Stated task:
Show all lines holding the string "мячи".
--- begin Exercise inputs ---
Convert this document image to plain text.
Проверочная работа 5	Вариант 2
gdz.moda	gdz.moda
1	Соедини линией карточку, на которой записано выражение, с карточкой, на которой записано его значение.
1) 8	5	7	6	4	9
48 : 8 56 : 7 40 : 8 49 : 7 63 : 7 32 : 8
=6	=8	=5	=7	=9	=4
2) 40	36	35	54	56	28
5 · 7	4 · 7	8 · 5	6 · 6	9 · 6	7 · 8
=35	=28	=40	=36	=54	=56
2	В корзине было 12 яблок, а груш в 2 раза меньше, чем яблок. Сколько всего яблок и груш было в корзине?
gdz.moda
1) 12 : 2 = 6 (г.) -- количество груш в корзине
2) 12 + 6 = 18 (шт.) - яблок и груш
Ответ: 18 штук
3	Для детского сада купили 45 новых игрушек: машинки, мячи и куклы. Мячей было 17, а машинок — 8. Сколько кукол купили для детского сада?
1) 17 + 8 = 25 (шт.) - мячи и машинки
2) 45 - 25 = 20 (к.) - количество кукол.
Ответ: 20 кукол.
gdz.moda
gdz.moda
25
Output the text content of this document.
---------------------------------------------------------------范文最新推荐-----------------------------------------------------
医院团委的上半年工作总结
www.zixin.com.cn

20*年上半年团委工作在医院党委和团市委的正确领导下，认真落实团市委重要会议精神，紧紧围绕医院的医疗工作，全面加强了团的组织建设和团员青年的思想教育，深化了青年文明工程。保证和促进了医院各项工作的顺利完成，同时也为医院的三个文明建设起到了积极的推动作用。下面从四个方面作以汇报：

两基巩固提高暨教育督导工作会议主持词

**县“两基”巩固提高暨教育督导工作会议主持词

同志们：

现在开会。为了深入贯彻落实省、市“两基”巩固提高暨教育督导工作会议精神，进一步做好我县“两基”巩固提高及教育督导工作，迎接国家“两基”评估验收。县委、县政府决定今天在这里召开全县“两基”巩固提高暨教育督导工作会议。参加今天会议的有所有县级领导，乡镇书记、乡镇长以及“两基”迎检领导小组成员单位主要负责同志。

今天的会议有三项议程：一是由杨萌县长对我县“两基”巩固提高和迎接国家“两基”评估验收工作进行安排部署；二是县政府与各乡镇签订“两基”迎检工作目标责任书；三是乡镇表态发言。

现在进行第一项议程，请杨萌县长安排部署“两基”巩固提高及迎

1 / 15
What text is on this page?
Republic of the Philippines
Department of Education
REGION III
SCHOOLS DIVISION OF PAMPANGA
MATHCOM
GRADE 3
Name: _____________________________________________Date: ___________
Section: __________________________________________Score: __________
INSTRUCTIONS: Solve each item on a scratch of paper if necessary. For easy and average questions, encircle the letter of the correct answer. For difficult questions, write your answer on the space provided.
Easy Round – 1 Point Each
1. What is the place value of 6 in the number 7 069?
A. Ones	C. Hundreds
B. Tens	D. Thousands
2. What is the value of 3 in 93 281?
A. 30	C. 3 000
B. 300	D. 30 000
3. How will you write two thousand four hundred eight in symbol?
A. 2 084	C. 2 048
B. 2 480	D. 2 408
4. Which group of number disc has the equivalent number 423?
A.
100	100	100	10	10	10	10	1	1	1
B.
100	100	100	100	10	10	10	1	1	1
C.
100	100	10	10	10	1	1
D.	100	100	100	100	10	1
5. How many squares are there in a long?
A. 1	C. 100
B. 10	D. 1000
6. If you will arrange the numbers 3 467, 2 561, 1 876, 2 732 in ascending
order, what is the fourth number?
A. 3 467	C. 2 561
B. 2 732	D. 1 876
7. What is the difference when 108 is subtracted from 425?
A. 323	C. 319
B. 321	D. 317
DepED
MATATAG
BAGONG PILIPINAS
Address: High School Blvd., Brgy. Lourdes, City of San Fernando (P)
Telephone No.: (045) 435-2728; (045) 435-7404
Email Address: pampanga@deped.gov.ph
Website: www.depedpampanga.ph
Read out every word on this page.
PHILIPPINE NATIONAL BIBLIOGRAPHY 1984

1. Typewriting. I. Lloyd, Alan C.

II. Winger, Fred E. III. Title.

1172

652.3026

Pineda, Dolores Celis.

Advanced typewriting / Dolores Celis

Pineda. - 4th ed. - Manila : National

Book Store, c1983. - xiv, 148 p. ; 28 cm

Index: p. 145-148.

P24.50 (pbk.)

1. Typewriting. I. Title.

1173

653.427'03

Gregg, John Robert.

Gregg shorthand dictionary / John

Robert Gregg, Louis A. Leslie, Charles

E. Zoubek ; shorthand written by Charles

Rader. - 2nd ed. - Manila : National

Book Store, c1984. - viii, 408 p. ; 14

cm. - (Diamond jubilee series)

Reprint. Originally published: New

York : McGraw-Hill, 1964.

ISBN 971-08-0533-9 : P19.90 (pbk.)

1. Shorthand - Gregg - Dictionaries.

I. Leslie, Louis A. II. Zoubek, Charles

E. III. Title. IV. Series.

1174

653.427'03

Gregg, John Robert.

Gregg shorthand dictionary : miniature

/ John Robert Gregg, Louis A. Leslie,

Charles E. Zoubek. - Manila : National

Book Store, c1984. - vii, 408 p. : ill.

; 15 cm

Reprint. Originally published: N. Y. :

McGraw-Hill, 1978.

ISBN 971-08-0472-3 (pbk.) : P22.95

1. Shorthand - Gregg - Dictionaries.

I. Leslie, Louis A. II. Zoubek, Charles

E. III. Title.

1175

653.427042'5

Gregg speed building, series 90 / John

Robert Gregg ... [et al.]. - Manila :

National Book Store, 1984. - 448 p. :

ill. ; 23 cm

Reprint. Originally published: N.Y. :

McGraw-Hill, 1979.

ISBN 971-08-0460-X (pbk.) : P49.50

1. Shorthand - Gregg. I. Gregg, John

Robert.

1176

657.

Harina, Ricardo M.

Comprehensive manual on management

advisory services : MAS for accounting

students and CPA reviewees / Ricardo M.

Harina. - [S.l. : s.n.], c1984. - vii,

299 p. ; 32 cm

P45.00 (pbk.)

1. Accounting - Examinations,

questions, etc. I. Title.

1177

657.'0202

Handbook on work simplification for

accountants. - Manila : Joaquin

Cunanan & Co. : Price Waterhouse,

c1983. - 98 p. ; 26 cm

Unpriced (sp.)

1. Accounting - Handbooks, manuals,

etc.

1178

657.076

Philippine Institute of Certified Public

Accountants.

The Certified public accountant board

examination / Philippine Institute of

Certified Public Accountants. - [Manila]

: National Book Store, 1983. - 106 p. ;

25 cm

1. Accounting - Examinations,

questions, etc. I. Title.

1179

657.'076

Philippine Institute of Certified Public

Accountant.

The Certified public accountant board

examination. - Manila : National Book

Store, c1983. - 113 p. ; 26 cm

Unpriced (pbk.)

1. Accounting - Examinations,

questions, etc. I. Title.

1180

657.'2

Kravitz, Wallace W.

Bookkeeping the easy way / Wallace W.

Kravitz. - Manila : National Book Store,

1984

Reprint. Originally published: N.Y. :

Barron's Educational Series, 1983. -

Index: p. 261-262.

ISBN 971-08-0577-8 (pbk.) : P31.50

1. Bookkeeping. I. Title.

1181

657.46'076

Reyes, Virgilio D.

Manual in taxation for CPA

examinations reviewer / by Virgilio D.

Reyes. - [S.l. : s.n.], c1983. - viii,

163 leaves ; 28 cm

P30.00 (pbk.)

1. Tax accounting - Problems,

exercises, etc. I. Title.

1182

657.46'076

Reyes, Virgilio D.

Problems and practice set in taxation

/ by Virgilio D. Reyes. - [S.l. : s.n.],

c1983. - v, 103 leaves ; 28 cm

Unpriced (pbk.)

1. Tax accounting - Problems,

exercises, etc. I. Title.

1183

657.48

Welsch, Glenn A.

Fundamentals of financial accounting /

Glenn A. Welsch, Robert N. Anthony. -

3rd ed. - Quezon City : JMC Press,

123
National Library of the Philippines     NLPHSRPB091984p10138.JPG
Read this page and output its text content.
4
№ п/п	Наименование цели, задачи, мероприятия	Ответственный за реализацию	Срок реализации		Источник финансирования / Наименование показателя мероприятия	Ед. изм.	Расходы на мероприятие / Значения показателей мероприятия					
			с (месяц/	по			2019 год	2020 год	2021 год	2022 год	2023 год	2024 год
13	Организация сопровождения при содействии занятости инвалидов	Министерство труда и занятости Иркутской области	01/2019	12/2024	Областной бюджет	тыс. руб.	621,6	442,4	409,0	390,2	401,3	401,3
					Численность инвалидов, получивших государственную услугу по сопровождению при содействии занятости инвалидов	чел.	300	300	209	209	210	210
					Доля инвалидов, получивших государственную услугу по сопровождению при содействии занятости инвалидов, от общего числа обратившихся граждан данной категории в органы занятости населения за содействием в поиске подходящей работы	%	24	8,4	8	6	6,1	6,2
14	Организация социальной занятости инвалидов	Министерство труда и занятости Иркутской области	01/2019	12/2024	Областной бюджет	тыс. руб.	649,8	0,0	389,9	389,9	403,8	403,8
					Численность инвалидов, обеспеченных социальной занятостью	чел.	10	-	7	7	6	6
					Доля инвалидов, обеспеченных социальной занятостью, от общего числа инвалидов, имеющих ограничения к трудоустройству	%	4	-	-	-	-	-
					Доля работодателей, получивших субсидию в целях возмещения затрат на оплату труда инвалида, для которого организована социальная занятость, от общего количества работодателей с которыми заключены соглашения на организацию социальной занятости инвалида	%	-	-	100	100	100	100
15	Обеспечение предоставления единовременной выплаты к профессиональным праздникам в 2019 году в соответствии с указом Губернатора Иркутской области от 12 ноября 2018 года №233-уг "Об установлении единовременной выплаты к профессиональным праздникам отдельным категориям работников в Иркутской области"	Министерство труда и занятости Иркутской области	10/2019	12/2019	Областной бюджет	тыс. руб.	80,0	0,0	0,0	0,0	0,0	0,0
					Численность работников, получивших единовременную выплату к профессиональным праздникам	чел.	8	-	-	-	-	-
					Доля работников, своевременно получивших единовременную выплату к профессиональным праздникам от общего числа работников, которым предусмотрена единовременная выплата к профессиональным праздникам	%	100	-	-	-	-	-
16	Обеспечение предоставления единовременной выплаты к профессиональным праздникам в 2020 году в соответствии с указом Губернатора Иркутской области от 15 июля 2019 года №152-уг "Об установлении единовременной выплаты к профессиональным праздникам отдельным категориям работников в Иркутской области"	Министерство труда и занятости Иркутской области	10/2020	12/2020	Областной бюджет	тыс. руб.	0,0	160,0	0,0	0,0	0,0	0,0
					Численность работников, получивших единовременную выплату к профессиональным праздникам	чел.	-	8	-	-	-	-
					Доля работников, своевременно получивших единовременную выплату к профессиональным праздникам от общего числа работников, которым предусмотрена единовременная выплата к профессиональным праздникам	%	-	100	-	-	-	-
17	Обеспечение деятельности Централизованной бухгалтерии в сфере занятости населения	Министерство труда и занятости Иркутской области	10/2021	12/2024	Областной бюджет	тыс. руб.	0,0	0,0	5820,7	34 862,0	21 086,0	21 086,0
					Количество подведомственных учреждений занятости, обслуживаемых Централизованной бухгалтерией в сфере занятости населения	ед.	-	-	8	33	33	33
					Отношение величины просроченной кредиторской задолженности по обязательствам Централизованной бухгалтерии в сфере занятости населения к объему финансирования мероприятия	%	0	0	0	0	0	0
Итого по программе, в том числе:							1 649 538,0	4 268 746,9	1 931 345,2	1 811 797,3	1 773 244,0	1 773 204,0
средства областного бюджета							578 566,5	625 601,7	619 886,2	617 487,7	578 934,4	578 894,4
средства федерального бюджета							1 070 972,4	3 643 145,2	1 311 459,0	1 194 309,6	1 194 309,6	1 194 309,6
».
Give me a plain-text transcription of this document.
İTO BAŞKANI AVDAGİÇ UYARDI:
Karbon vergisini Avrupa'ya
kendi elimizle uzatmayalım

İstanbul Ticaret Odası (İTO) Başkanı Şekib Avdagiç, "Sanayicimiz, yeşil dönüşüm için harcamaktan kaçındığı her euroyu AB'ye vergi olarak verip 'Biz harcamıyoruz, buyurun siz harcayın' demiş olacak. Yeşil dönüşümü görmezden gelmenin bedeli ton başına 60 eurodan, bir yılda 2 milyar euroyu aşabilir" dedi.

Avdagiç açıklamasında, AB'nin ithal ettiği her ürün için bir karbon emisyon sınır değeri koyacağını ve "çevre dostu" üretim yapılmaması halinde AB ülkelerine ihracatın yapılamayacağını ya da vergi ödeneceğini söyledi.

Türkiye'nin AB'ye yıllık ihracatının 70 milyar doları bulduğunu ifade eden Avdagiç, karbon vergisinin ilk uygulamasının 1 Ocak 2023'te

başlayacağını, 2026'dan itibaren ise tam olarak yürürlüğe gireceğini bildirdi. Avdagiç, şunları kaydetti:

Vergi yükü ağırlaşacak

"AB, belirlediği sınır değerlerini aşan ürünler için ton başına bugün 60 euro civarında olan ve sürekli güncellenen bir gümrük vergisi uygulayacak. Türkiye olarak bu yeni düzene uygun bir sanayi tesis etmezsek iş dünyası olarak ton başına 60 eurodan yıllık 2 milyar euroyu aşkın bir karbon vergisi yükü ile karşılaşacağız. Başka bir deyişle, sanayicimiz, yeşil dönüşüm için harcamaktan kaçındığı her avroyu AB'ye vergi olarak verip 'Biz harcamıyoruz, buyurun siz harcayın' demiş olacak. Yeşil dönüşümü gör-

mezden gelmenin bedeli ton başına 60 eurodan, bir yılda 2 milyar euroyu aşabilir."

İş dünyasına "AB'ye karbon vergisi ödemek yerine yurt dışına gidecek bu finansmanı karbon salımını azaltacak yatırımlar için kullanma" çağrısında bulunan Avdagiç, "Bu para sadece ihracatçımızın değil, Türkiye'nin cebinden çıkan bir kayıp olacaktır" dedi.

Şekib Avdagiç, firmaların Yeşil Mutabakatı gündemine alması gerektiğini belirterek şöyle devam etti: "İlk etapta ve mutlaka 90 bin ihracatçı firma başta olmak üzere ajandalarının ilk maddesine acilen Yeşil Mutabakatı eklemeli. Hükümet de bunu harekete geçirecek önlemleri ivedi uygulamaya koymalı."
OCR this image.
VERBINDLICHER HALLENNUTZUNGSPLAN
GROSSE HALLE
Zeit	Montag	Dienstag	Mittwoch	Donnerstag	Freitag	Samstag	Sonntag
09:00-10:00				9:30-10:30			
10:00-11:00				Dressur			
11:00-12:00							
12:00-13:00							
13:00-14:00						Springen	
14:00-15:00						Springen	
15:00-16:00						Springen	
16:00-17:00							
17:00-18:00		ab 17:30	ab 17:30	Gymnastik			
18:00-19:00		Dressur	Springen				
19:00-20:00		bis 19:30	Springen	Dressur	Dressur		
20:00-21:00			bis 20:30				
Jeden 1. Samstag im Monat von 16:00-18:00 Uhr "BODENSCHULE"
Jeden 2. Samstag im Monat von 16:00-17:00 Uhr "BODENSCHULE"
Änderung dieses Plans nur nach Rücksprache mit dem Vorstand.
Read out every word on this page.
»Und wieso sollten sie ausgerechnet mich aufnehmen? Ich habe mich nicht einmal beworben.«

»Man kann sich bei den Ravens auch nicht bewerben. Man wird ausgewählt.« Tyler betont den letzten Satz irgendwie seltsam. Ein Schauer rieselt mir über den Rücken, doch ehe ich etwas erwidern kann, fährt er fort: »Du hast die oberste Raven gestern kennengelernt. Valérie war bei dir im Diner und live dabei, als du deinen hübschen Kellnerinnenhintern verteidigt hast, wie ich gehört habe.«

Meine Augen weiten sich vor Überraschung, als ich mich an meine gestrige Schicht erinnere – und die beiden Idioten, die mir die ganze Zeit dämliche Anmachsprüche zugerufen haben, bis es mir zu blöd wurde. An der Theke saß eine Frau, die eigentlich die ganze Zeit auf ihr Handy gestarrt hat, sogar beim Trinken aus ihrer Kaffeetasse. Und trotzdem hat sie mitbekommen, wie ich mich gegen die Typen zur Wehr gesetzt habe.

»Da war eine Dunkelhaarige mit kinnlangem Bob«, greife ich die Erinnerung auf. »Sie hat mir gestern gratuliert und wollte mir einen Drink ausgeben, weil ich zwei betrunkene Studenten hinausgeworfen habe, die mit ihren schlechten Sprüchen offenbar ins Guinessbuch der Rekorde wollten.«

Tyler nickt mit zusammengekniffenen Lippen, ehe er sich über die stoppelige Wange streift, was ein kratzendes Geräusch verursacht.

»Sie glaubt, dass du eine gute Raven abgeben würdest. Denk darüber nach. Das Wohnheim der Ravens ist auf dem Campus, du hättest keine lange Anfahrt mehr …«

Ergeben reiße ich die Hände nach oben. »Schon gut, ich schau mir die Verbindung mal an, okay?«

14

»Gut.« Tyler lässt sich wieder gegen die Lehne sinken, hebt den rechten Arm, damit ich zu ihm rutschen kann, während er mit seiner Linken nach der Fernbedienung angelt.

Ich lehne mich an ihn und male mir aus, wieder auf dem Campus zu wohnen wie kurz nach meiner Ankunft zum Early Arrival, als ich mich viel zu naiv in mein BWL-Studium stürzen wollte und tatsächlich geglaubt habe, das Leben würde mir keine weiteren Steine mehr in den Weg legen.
--- end Exercise inputs ---
Full answer:
3	Для детского сада купили 45 новых игрушек: машинки, мячи и куклы. Мячей было 17, а машинок — 8. Сколько кукол купили для детского сада?
1) 17 + 8 = 25 (шт.) - мячи и машинки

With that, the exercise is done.